Stored dataset items:
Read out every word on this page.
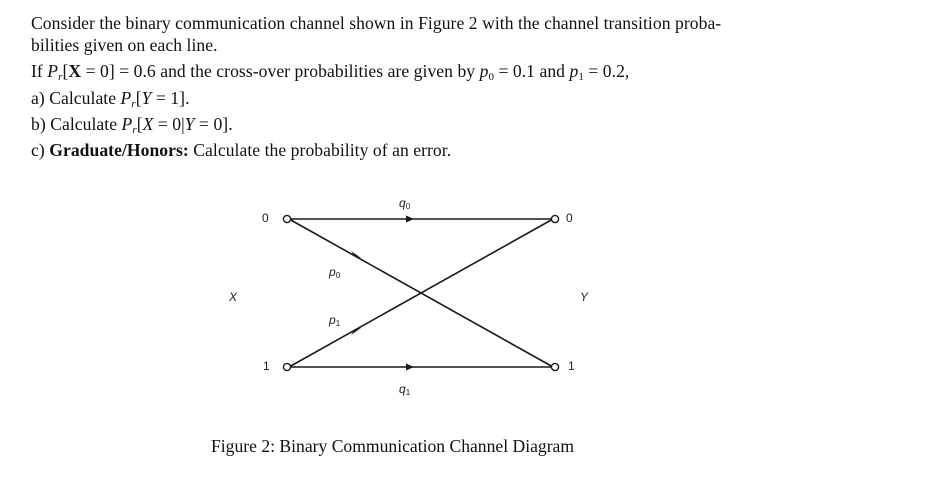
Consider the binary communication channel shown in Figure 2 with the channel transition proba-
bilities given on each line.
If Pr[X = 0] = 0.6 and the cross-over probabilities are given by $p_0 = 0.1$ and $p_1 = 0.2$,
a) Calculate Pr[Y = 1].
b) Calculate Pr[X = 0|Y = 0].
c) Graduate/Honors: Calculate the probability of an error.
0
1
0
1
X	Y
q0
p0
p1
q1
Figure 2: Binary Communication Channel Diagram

* * *

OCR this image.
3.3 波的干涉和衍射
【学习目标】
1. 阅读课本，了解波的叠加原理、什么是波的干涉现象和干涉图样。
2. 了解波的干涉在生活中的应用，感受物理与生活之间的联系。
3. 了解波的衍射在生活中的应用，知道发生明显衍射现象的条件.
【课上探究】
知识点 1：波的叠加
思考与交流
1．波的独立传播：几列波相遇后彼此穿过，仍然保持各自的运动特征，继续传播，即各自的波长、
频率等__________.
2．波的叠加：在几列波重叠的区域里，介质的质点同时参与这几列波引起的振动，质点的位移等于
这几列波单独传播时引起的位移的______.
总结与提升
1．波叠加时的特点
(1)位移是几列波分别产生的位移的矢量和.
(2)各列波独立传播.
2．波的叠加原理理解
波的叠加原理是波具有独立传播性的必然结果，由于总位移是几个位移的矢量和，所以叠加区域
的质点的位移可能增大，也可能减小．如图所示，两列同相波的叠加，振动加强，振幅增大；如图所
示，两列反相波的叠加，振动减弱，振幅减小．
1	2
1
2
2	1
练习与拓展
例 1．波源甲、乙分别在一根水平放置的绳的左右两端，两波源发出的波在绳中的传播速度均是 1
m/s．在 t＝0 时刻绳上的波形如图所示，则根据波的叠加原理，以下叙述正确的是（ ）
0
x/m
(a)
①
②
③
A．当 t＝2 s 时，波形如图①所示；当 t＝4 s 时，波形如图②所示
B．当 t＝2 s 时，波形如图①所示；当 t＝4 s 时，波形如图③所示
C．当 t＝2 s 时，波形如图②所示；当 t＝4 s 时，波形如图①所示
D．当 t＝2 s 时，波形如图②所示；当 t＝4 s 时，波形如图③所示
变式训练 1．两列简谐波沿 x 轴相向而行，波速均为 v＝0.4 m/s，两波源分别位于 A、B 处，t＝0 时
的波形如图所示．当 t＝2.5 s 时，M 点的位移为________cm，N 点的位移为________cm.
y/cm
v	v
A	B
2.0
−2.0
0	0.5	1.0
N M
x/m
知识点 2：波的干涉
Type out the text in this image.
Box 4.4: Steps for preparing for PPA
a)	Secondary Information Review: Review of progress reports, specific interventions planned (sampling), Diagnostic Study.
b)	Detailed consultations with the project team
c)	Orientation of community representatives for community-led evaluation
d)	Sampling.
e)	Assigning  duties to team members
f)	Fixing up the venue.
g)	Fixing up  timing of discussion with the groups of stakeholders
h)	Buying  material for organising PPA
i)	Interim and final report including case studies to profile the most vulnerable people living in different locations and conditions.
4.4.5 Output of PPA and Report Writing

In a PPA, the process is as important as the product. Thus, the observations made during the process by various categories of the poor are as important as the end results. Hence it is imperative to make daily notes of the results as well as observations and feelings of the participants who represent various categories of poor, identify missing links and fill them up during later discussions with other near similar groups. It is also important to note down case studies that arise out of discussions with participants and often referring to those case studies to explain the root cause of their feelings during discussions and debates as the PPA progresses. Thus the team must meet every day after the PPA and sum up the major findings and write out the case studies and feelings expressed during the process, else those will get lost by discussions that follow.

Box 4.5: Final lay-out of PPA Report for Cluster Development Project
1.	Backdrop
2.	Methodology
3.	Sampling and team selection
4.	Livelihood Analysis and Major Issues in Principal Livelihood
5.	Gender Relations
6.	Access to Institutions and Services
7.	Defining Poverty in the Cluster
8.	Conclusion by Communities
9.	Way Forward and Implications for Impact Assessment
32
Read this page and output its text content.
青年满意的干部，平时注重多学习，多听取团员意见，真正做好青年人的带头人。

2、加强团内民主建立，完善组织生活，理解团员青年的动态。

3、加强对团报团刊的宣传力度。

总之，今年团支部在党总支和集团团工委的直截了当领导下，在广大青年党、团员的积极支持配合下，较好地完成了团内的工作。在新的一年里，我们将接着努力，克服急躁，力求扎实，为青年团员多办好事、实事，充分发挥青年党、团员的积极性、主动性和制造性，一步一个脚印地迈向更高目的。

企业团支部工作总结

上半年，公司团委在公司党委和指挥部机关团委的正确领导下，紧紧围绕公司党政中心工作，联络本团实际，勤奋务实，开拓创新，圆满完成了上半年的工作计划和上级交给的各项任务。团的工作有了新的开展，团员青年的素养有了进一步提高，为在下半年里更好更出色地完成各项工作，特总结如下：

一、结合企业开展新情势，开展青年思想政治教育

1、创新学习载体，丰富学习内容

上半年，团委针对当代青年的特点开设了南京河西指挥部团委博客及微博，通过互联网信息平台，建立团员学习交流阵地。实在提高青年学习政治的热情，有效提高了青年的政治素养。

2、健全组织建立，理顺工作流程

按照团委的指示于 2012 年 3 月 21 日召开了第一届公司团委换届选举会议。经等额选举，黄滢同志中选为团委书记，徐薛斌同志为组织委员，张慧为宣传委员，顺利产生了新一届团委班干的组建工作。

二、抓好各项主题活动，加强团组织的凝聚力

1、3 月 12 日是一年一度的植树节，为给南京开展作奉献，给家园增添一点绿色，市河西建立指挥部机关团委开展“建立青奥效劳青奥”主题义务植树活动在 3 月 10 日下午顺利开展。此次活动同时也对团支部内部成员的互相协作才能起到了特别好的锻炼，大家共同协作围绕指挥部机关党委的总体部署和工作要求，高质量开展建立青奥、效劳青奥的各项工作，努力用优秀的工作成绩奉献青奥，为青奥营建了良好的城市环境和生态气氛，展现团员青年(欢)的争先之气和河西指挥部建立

---

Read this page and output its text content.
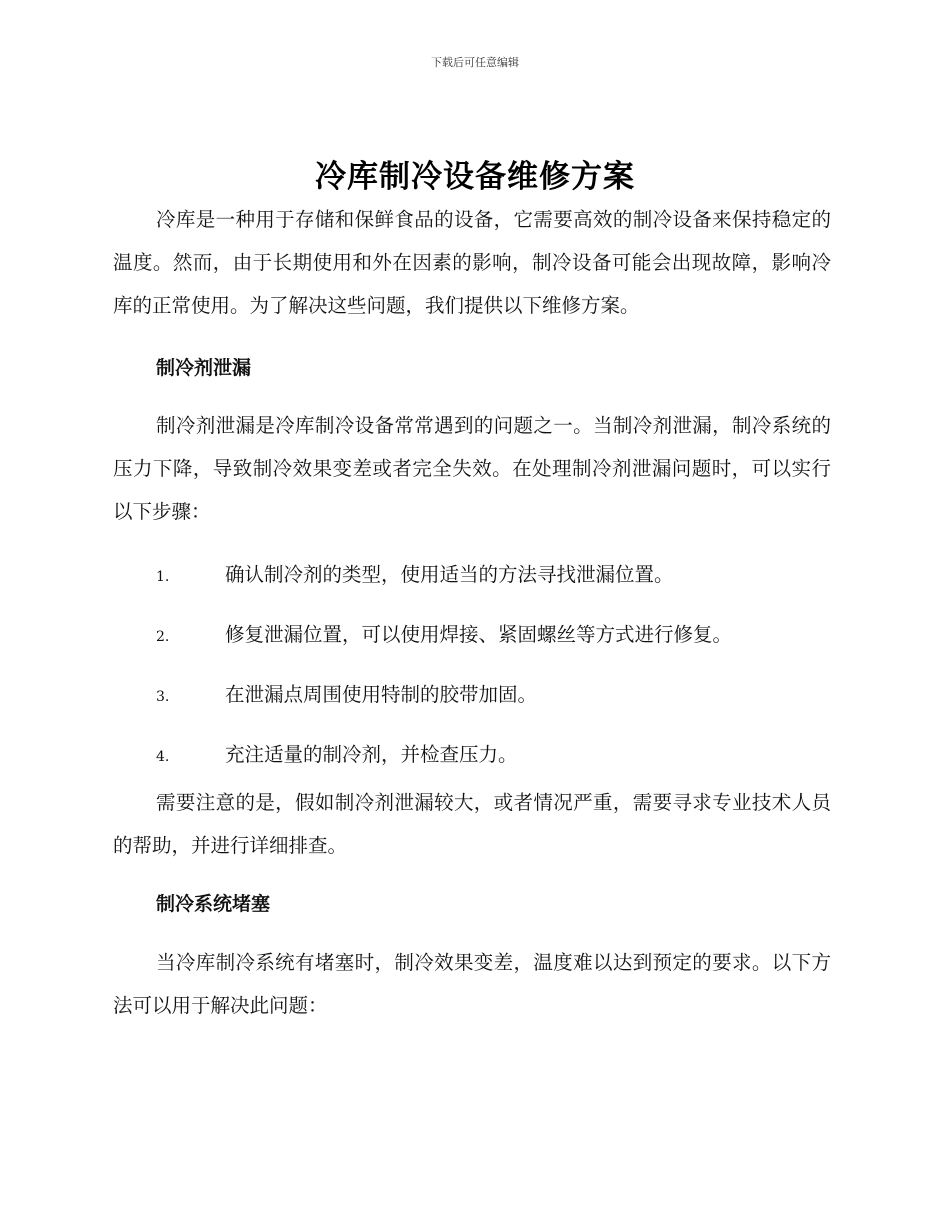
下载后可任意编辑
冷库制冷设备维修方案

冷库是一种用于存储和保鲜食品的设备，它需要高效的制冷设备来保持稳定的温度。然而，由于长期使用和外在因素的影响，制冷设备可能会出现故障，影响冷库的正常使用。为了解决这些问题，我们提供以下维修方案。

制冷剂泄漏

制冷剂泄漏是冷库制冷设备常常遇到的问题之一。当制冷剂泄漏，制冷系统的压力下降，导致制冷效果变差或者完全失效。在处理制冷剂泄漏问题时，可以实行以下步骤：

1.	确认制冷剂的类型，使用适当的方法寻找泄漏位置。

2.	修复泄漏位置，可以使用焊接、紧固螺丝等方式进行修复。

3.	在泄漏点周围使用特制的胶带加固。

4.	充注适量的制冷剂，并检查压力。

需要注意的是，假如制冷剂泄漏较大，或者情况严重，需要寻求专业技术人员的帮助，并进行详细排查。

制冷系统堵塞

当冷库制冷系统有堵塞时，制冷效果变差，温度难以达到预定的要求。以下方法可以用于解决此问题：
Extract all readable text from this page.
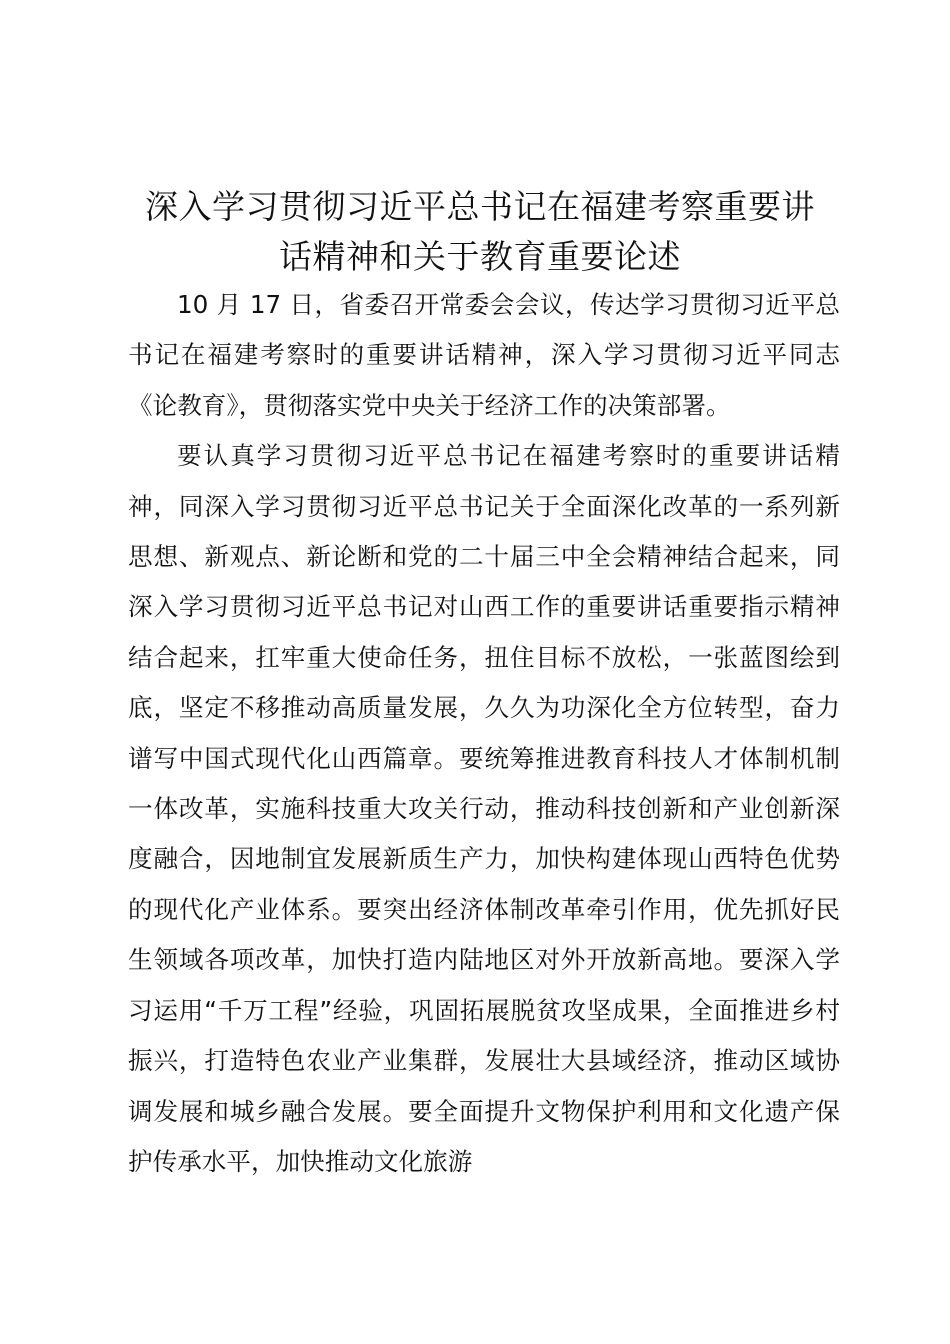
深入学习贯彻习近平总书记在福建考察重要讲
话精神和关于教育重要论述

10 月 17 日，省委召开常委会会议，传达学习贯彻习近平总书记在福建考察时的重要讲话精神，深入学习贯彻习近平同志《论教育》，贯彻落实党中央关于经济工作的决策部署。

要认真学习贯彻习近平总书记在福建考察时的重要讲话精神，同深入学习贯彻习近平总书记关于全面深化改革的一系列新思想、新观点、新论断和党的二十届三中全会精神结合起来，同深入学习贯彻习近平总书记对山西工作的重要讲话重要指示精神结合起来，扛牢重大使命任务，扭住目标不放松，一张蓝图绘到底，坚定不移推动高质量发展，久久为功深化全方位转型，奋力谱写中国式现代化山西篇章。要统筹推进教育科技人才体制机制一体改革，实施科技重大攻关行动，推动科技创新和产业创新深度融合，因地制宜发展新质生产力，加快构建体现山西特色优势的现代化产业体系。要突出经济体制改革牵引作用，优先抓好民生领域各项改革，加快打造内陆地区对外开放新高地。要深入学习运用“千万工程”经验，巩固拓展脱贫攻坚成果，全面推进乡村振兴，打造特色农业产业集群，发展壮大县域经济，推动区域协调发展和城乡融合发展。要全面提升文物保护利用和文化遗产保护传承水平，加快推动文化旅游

TASK PROMPT: Pull out every line holding "page" from the records above, and copy it.

WRITTEN ANSWER:
Read out every word on this page.
Read this page and output its text content.
Read this page and output its text content.
Extract all readable text from this page.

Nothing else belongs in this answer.